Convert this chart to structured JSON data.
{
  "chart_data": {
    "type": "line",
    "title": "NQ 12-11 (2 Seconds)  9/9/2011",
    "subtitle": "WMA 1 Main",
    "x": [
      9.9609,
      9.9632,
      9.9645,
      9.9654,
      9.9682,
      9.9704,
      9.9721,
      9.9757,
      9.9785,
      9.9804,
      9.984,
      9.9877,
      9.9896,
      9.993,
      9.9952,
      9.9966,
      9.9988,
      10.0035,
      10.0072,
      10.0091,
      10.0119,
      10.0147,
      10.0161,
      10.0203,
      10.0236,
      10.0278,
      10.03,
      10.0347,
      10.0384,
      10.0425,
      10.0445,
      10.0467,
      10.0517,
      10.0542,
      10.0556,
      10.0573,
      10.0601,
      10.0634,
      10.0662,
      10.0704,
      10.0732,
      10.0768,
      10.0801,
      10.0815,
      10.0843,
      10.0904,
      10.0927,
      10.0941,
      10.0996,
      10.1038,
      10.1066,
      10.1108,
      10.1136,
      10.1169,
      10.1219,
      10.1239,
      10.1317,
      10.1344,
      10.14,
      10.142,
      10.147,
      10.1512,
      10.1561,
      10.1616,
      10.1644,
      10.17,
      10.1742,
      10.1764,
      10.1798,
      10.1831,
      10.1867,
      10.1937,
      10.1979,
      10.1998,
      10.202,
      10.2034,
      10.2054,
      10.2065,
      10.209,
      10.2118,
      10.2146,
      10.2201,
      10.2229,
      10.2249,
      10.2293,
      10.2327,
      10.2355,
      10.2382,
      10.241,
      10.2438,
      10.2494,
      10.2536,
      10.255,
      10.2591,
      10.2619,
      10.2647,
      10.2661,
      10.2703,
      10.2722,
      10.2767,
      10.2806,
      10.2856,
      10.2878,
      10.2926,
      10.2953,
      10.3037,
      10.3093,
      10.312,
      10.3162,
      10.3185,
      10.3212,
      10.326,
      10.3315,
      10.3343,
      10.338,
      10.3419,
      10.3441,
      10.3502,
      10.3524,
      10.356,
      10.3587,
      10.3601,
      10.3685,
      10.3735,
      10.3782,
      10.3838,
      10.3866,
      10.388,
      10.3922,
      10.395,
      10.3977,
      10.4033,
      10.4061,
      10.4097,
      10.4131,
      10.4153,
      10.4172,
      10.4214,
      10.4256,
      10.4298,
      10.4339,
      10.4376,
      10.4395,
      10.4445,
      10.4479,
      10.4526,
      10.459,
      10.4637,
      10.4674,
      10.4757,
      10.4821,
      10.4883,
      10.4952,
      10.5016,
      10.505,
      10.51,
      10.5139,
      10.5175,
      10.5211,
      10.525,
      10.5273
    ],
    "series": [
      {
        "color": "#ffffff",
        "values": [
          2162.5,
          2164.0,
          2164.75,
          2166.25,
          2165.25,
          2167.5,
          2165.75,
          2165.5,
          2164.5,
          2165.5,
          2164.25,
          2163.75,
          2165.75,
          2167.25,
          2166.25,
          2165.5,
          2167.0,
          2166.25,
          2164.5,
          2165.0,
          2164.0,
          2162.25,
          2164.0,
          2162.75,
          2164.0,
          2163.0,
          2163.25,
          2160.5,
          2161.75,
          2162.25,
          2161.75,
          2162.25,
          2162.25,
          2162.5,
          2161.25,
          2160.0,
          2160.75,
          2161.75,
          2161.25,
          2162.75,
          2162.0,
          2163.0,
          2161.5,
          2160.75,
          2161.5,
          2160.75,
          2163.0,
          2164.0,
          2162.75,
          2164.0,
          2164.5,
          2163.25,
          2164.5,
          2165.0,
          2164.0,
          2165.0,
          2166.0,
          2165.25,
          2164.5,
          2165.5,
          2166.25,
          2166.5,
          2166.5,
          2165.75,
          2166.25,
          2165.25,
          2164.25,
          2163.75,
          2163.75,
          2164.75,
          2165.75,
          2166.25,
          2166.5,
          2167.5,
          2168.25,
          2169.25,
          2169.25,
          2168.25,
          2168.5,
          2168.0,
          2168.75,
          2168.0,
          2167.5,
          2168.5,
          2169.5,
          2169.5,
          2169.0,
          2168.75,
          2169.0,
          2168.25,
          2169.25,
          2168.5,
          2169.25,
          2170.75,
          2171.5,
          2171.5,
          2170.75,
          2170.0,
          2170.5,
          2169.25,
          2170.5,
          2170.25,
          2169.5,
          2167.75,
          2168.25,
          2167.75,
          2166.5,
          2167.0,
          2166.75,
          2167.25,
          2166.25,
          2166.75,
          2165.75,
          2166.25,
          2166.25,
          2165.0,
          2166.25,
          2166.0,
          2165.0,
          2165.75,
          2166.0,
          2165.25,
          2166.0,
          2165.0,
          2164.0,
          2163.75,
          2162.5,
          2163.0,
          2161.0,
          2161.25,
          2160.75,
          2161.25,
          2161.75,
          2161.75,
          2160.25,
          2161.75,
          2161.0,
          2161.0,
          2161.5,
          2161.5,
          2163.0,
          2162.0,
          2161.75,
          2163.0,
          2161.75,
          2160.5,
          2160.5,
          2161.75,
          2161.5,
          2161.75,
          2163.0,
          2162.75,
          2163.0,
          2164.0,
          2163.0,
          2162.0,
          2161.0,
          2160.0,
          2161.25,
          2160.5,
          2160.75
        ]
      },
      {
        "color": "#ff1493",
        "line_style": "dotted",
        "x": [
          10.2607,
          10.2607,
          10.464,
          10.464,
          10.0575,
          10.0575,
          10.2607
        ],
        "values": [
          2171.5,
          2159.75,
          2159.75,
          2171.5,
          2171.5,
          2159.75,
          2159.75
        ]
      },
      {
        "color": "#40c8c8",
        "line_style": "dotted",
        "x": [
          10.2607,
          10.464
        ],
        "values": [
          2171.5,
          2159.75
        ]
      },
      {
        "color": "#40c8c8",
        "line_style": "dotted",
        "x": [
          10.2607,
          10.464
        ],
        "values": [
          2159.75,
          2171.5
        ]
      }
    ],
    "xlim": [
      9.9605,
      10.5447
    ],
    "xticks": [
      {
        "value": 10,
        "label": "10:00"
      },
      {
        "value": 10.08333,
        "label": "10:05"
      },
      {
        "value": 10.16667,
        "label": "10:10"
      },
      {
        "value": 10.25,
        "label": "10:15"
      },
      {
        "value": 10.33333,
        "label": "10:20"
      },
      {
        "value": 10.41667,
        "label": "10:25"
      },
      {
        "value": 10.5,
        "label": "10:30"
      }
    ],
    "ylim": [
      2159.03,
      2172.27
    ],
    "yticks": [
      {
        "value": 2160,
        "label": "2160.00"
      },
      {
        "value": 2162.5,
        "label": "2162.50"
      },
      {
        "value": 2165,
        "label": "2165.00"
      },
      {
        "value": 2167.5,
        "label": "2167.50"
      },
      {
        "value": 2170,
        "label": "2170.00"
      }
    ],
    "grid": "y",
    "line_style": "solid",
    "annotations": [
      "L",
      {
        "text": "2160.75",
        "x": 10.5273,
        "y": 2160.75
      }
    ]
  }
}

----

• _REQUIRED WORK_: The data above must be returned in full, exactly as written.

• _THE RESPONSE_:
Convert this chart to structured JSON data.
{
  "chart_data": {
    "type": "line",
    "title": "NQ 12-11 (2 Seconds)  9/9/2011",
    "subtitle": "WMA 1 Main",
    "x": [
      9.9609,
      9.9632,
      9.9645,
      9.9654,
      9.9682,
      9.9704,
      9.9721,
      9.9757,
      9.9785,
      9.9804,
      9.984,
      9.9877,
      9.9896,
      9.993,
      9.9952,
      9.9966,
      9.9988,
      10.0035,
      10.0072,
      10.0091,
      10.0119,
      10.0147,
      10.0161,
      10.0203,
      10.0236,
      10.0278,
      10.03,
      10.0347,
      10.0384,
      10.0425,
      10.0445,
      10.0467,
      10.0517,
      10.0542,
      10.0556,
      10.0573,
      10.0601,
      10.0634,
      10.0662,
      10.0704,
      10.0732,
      10.0768,
      10.0801,
      10.0815,
      10.0843,
      10.0904,
      10.0927,
      10.0941,
      10.0996,
      10.1038,
      10.1066,
      10.1108,
      10.1136,
      10.1169,
      10.1219,
      10.1239,
      10.1317,
      10.1344,
      10.14,
      10.142,
      10.147,
      10.1512,
      10.1561,
      10.1616,
      10.1644,
      10.17,
      10.1742,
      10.1764,
      10.1798,
      10.1831,
      10.1867,
      10.1937,
      10.1979,
      10.1998,
      10.202,
      10.2034,
      10.2054,
      10.2065,
      10.209,
      10.2118,
      10.2146,
      10.2201,
      10.2229,
      10.2249,
      10.2293,
      10.2327,
      10.2355,
      10.2382,
      10.241,
      10.2438,
      10.2494,
      10.2536,
      10.255,
      10.2591,
      10.2619,
      10.2647,
      10.2661,
      10.2703,
      10.2722,
      10.2767,
      10.2806,
      10.2856,
      10.2878,
      10.2926,
      10.2953,
      10.3037,
      10.3093,
      10.312,
      10.3162,
      10.3185,
      10.3212,
      10.326,
      10.3315,
      10.3343,
      10.338,
      10.3419,
      10.3441,
      10.3502,
      10.3524,
      10.356,
      10.3587,
      10.3601,
      10.3685,
      10.3735,
      10.3782,
      10.3838,
      10.3866,
      10.388,
      10.3922,
      10.395,
      10.3977,
      10.4033,
      10.4061,
      10.4097,
      10.4131,
      10.4153,
      10.4172,
      10.4214,
      10.4256,
      10.4298,
      10.4339,
      10.4376,
      10.4395,
      10.4445,
      10.4479,
      10.4526,
      10.459,
      10.4637,
      10.4674,
      10.4757,
      10.4821,
      10.4883,
      10.4952,
      10.5016,
      10.505,
      10.51,
      10.5139,
      10.5175,
      10.5211,
      10.525,
      10.5273
    ],
    "series": [
      {
        "color": "#ffffff",
        "values": [
          2162.5,
          2164.0,
          2164.75,
          2166.25,
          2165.25,
          2167.5,
          2165.75,
          2165.5,
          2164.5,
          2165.5,
          2164.25,
          2163.75,
          2165.75,
          2167.25,
          2166.25,
          2165.5,
          2167.0,
          2166.25,
          2164.5,
          2165.0,
          2164.0,
          2162.25,
          2164.0,
          2162.75,
          2164.0,
          2163.0,
          2163.25,
          2160.5,
          2161.75,
          2162.25,
          2161.75,
          2162.25,
          2162.25,
          2162.5,
          2161.25,
          2160.0,
          2160.75,
          2161.75,
          2161.25,
          2162.75,
          2162.0,
          2163.0,
          2161.5,
          2160.75,
          2161.5,
          2160.75,
          2163.0,
          2164.0,
          2162.75,
          2164.0,
          2164.5,
          2163.25,
          2164.5,
          2165.0,
          2164.0,
          2165.0,
          2166.0,
          2165.25,
          2164.5,
          2165.5,
          2166.25,
          2166.5,
          2166.5,
          2165.75,
          2166.25,
          2165.25,
          2164.25,
          2163.75,
          2163.75,
          2164.75,
          2165.75,
          2166.25,
          2166.5,
          2167.5,
          2168.25,
          2169.25,
          2169.25,
          2168.25,
          2168.5,
          2168.0,
          2168.75,
          2168.0,
          2167.5,
          2168.5,
          2169.5,
          2169.5,
          2169.0,
          2168.75,
          2169.0,
          2168.25,
          2169.25,
          2168.5,
          2169.25,
          2170.75,
          2171.5,
          2171.5,
          2170.75,
          2170.0,
          2170.5,
          2169.25,
          2170.5,
          2170.25,
          2169.5,
          2167.75,
          2168.25,
          2167.75,
          2166.5,
          2167.0,
          2166.75,
          2167.25,
          2166.25,
          2166.75,
          2165.75,
          2166.25,
          2166.25,
          2165.0,
          2166.25,
          2166.0,
          2165.0,
          2165.75,
          2166.0,
          2165.25,
          2166.0,
          2165.0,
          2164.0,
          2163.75,
          2162.5,
          2163.0,
          2161.0,
          2161.25,
          2160.75,
          2161.25,
          2161.75,
          2161.75,
          2160.25,
          2161.75,
          2161.0,
          2161.0,
          2161.5,
          2161.5,
          2163.0,
          2162.0,
          2161.75,
          2163.0,
          2161.75,
          2160.5,
          2160.5,
          2161.75,
          2161.5,
          2161.75,
          2163.0,
          2162.75,
          2163.0,
          2164.0,
          2163.0,
          2162.0,
          2161.0,
          2160.0,
          2161.25,
          2160.5,
          2160.75
        ]
      },
      {
        "color": "#ff1493",
        "line_style": "dotted",
        "x": [
          10.2607,
          10.2607,
          10.464,
          10.464,
          10.0575,
          10.0575,
          10.2607
        ],
        "values": [
          2171.5,
          2159.75,
          2159.75,
          2171.5,
          2171.5,
          2159.75,
          2159.75
        ]
      },
      {
        "color": "#40c8c8",
        "line_style": "dotted",
        "x": [
          10.2607,
          10.464
        ],
        "values": [
          2171.5,
          2159.75
        ]
      },
      {
        "color": "#40c8c8",
        "line_style": "dotted",
        "x": [
          10.2607,
          10.464
        ],
        "values": [
          2159.75,
          2171.5
        ]
      }
    ],
    "xlim": [
      9.9605,
      10.5447
    ],
    "xticks": [
      {
        "value": 10,
        "label": "10:00"
      },
      {
        "value": 10.08333,
        "label": "10:05"
      },
      {
        "value": 10.16667,
        "label": "10:10"
      },
      {
        "value": 10.25,
        "label": "10:15"
      },
      {
        "value": 10.33333,
        "label": "10:20"
      },
      {
        "value": 10.41667,
        "label": "10:25"
      },
      {
        "value": 10.5,
        "label": "10:30"
      }
    ],
    "ylim": [
      2159.03,
      2172.27
    ],
    "yticks": [
      {
        "value": 2160,
        "label": "2160.00"
      },
      {
        "value": 2162.5,
        "label": "2162.50"
      },
      {
        "value": 2165,
        "label": "2165.00"
      },
      {
        "value": 2167.5,
        "label": "2167.50"
      },
      {
        "value": 2170,
        "label": "2170.00"
      }
    ],
    "grid": "y",
    "line_style": "solid",
    "annotations": [
      "L",
      {
        "text": "2160.75",
        "x": 10.5273,
        "y": 2160.75
      }
    ]
  }
}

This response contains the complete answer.